Write out every line of the material exactly as it appears.

* **INPUT MATERIAL**:
──────

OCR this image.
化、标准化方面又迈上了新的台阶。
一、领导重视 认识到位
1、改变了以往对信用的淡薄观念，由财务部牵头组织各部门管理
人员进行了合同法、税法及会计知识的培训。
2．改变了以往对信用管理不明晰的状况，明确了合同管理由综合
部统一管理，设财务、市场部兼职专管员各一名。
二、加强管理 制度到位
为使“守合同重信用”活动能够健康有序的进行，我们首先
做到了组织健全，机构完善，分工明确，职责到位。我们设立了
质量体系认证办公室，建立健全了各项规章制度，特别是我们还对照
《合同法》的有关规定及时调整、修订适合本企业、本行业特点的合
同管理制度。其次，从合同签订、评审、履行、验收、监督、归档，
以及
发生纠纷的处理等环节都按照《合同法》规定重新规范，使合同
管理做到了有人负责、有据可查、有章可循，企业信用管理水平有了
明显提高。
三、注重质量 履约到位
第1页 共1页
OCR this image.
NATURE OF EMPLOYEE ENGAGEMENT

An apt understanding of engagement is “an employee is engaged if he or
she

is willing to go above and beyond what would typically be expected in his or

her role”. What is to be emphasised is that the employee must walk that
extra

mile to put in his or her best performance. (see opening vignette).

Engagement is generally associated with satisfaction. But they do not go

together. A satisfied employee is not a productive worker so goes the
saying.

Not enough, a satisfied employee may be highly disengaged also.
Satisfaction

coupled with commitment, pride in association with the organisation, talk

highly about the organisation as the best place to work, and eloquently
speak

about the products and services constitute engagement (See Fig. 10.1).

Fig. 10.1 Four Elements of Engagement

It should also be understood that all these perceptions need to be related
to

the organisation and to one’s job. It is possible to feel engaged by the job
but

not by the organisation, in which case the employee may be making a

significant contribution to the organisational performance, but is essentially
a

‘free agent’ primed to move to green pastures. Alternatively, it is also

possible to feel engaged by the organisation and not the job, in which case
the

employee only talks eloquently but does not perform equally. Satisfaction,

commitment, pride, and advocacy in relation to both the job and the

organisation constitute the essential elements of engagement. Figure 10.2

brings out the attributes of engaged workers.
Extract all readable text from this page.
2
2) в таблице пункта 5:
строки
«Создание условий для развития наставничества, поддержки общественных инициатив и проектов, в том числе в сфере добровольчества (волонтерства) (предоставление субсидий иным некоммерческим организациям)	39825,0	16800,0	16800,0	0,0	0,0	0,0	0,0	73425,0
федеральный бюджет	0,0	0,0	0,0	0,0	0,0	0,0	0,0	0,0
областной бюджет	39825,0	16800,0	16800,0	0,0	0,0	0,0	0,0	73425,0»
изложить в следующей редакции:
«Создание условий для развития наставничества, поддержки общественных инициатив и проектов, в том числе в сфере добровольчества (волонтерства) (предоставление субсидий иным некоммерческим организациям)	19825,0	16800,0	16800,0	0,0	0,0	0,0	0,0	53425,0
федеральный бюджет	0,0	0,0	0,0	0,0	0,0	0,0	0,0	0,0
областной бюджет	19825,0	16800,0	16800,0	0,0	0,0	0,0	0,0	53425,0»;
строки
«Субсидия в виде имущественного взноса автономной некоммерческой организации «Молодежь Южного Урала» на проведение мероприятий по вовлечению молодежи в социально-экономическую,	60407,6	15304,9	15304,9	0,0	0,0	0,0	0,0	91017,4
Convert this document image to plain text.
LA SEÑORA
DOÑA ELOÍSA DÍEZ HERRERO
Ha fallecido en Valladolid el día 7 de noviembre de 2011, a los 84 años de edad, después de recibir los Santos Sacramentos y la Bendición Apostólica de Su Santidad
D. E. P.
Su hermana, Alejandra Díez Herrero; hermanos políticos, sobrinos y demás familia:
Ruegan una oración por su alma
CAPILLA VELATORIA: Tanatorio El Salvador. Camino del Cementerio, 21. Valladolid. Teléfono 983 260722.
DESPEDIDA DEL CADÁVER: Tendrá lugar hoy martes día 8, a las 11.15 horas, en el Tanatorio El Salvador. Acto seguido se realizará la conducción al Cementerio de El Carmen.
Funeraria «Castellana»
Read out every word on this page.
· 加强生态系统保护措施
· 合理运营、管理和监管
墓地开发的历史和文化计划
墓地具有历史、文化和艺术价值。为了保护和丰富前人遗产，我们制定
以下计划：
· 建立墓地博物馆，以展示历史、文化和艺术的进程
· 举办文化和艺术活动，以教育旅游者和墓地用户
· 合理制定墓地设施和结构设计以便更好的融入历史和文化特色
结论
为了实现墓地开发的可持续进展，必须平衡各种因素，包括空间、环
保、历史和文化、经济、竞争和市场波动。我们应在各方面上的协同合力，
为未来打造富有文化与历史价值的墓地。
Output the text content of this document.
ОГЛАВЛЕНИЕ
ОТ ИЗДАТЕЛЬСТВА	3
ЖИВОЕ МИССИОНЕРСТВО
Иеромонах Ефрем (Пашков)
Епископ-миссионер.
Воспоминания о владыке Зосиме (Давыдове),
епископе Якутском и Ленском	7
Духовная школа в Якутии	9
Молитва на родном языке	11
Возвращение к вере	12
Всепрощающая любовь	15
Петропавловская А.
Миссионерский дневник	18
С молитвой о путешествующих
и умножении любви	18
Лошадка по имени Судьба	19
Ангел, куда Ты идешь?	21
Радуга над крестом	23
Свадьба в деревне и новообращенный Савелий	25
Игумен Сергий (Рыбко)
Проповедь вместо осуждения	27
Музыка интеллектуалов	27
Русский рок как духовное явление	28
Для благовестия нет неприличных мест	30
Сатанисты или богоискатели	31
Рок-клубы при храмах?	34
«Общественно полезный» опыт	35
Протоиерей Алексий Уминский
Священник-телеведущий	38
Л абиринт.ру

──────

* **SOLUTION FOR THIS PROBLEM**:
OCR this image.
化、标准化方面又迈上了新的台阶。
一、领导重视 认识到位
1、改变了以往对信用的淡薄观念，由财务部牵头组织各部门管理
人员进行了合同法、税法及会计知识的培训。
2．改变了以往对信用管理不明晰的状况，明确了合同管理由综合
部统一管理，设财务、市场部兼职专管员各一名。
二、加强管理 制度到位
为使“守合同重信用”活动能够健康有序的进行，我们首先
做到了组织健全，机构完善，分工明确，职责到位。我们设立了
质量体系认证办公室，建立健全了各项规章制度，特别是我们还对照
《合同法》的有关规定及时调整、修订适合本企业、本行业特点的合
同管理制度。其次，从合同签订、评审、履行、验收、监督、归档，
以及
发生纠纷的处理等环节都按照《合同法》规定重新规范，使合同
管理做到了有人负责、有据可查、有章可循，企业信用管理水平有了
明显提高。
三、注重质量 履约到位
第1页 共1页
OCR this image.
NATURE OF EMPLOYEE ENGAGEMENT

An apt understanding of engagement is “an employee is engaged if he or
she

is willing to go above and beyond what would typically be expected in his or

her role”. What is to be emphasised is that the employee must walk that
extra

mile to put in his or her best performance. (see opening vignette).

Engagement is generally associated with satisfaction. But they do not go

together. A satisfied employee is not a productive worker so goes the
saying.

Not enough, a satisfied employee may be highly disengaged also.
Satisfaction

coupled with commitment, pride in association with the organisation, talk

highly about the organisation as the best place to work, and eloquently
speak

about the products and services constitute engagement (See Fig. 10.1).

Fig. 10.1 Four Elements of Engagement

It should also be understood that all these perceptions need to be related
to

the organisation and to one’s job. It is possible to feel engaged by the job
but

not by the organisation, in which case the employee may be making a

significant contribution to the organisational performance, but is essentially
a

‘free agent’ primed to move to green pastures. Alternatively, it is also

possible to feel engaged by the organisation and not the job, in which case
the

employee only talks eloquently but does not perform equally. Satisfaction,

commitment, pride, and advocacy in relation to both the job and the

organisation constitute the essential elements of engagement. Figure 10.2

brings out the attributes of engaged workers.
Extract all readable text from this page.
2
2) в таблице пункта 5:
строки
«Создание условий для развития наставничества, поддержки общественных инициатив и проектов, в том числе в сфере добровольчества (волонтерства) (предоставление субсидий иным некоммерческим организациям)	39825,0	16800,0	16800,0	0,0	0,0	0,0	0,0	73425,0
федеральный бюджет	0,0	0,0	0,0	0,0	0,0	0,0	0,0	0,0
областной бюджет	39825,0	16800,0	16800,0	0,0	0,0	0,0	0,0	73425,0»
изложить в следующей редакции:
«Создание условий для развития наставничества, поддержки общественных инициатив и проектов, в том числе в сфере добровольчества (волонтерства) (предоставление субсидий иным некоммерческим организациям)	19825,0	16800,0	16800,0	0,0	0,0	0,0	0,0	53425,0
федеральный бюджет	0,0	0,0	0,0	0,0	0,0	0,0	0,0	0,0
областной бюджет	19825,0	16800,0	16800,0	0,0	0,0	0,0	0,0	53425,0»;
строки
«Субсидия в виде имущественного взноса автономной некоммерческой организации «Молодежь Южного Урала» на проведение мероприятий по вовлечению молодежи в социально-экономическую,	60407,6	15304,9	15304,9	0,0	0,0	0,0	0,0	91017,4
Convert this document image to plain text.
LA SEÑORA
DOÑA ELOÍSA DÍEZ HERRERO
Ha fallecido en Valladolid el día 7 de noviembre de 2011, a los 84 años de edad, después de recibir los Santos Sacramentos y la Bendición Apostólica de Su Santidad
D. E. P.
Su hermana, Alejandra Díez Herrero; hermanos políticos, sobrinos y demás familia:
Ruegan una oración por su alma
CAPILLA VELATORIA: Tanatorio El Salvador. Camino del Cementerio, 21. Valladolid. Teléfono 983 260722.
DESPEDIDA DEL CADÁVER: Tendrá lugar hoy martes día 8, a las 11.15 horas, en el Tanatorio El Salvador. Acto seguido se realizará la conducción al Cementerio de El Carmen.
Funeraria «Castellana»
Read out every word on this page.
· 加强生态系统保护措施
· 合理运营、管理和监管
墓地开发的历史和文化计划
墓地具有历史、文化和艺术价值。为了保护和丰富前人遗产，我们制定
以下计划：
· 建立墓地博物馆，以展示历史、文化和艺术的进程
· 举办文化和艺术活动，以教育旅游者和墓地用户
· 合理制定墓地设施和结构设计以便更好的融入历史和文化特色
结论
为了实现墓地开发的可持续进展，必须平衡各种因素，包括空间、环
保、历史和文化、经济、竞争和市场波动。我们应在各方面上的协同合力，
为未来打造富有文化与历史价值的墓地。
Output the text content of this document.
ОГЛАВЛЕНИЕ
ОТ ИЗДАТЕЛЬСТВА	3
ЖИВОЕ МИССИОНЕРСТВО
Иеромонах Ефрем (Пашков)
Епископ-миссионер.
Воспоминания о владыке Зосиме (Давыдове),
епископе Якутском и Ленском	7
Духовная школа в Якутии	9
Молитва на родном языке	11
Возвращение к вере	12
Всепрощающая любовь	15
Петропавловская А.
Миссионерский дневник	18
С молитвой о путешествующих
и умножении любви	18
Лошадка по имени Судьба	19
Ангел, куда Ты идешь?	21
Радуга над крестом	23
Свадьба в деревне и новообращенный Савелий	25
Игумен Сергий (Рыбко)
Проповедь вместо осуждения	27
Музыка интеллектуалов	27
Русский рок как духовное явление	28
Для благовестия нет неприличных мест	30
Сатанисты или богоискатели	31
Рок-клубы при храмах?	34
«Общественно полезный» опыт	35
Протоиерей Алексий Уминский
Священник-телеведущий	38
Л абиринт.ру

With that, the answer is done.